• _Recorded information_
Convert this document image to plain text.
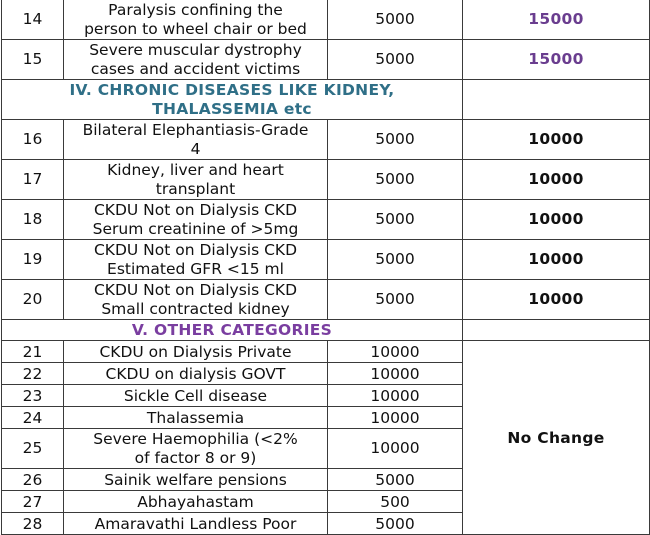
14	Paralysis confining the
person to wheel chair or bed	5000	15000
15	Severe muscular dystrophy
cases and accident victims	5000	15000

IV. CHRONIC DISEASES LIKE KIDNEY,
THALASSEMIA etc			

16	Bilateral Elephantiasis-Grade
4	5000	10000
17	Kidney, liver and heart
transplant	5000	10000
18	CKDU Not on Dialysis CKD
Serum creatinine of >5mg	5000	10000
19	CKDU Not on Dialysis CKD
Estimated GFR <15 ml	5000	10000
20	CKDU Not on Dialysis CKD
Small contracted kidney	5000	10000
V. OTHER CATEGORIES			
21	CKDU on Dialysis Private	10000	No Change
22	CKDU on dialysis GOVT	10000	
23	Sickle Cell disease	10000	
24	Thalassemia	10000	
25	Severe Haemophilia (<2%
of factor 8 or 9)	10000	
26	Sainik welfare pensions	5000	
27	Abhayahastam	500	
28	Amaravathi Landless Poor	5000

• _Description of the task_
For the entries shown above, give the number of lines that include the word "CKDU", without any other text.

• _Task result_
5